▶ [DATASET CONTENT]:

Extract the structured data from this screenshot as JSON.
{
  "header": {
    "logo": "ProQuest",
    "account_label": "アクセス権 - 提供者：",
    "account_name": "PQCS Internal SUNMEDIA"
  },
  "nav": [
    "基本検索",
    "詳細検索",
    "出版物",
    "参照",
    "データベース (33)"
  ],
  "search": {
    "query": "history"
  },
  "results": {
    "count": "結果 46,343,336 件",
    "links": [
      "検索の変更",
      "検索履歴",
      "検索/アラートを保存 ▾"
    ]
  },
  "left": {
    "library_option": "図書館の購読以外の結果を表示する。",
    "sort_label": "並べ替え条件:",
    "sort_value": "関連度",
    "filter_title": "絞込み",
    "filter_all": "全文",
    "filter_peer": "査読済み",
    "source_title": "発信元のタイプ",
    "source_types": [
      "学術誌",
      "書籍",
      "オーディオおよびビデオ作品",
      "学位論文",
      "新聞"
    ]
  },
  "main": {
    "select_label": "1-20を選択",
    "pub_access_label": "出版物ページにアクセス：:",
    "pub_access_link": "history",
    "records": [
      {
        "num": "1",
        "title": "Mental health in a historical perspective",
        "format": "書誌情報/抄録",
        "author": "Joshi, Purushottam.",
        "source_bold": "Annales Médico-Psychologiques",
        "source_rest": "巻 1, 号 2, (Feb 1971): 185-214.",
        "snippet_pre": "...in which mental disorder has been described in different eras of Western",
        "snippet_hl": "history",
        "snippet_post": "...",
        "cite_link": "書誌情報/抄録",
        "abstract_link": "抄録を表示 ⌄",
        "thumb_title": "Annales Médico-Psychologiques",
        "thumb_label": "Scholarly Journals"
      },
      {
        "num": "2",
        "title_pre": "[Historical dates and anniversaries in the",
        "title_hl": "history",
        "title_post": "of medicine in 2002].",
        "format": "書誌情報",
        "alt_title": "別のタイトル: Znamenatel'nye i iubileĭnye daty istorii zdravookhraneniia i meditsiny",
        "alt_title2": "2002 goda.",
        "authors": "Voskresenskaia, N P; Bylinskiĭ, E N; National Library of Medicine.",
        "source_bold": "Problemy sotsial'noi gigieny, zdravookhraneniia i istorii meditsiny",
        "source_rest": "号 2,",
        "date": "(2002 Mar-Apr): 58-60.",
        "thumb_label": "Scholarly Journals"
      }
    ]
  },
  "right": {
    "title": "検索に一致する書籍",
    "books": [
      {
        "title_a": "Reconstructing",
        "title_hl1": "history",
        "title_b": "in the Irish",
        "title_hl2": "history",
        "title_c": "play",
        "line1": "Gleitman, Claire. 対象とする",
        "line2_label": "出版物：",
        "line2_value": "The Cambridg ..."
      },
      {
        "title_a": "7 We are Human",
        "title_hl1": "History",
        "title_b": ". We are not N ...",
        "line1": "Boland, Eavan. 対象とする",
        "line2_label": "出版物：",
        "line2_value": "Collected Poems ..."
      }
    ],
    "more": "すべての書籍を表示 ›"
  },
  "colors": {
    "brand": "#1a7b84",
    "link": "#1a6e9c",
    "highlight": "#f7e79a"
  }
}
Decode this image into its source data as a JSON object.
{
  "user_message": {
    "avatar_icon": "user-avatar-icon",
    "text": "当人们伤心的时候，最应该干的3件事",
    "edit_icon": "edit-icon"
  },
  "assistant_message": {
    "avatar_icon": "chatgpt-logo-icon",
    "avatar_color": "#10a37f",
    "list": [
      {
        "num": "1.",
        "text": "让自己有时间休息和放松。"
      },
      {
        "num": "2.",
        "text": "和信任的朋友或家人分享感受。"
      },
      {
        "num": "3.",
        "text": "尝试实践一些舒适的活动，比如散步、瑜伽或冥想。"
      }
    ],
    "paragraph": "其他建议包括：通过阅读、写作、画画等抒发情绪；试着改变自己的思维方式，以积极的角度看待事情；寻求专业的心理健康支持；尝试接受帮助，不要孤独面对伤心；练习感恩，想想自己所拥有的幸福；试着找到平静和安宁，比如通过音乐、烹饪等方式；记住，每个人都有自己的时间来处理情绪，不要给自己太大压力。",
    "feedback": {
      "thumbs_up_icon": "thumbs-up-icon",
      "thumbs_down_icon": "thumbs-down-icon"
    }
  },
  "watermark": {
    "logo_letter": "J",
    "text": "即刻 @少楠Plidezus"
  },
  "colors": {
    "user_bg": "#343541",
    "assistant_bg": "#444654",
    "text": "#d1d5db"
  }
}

▶ [EXERCISE OBJECTIVE]: Collect from the data above every line that includes "書誌情報".

▶ [SOLUTION]:
        "format": "書誌情報/抄録",
        "cite_link": "書誌情報/抄録",
        "format": "書誌情報",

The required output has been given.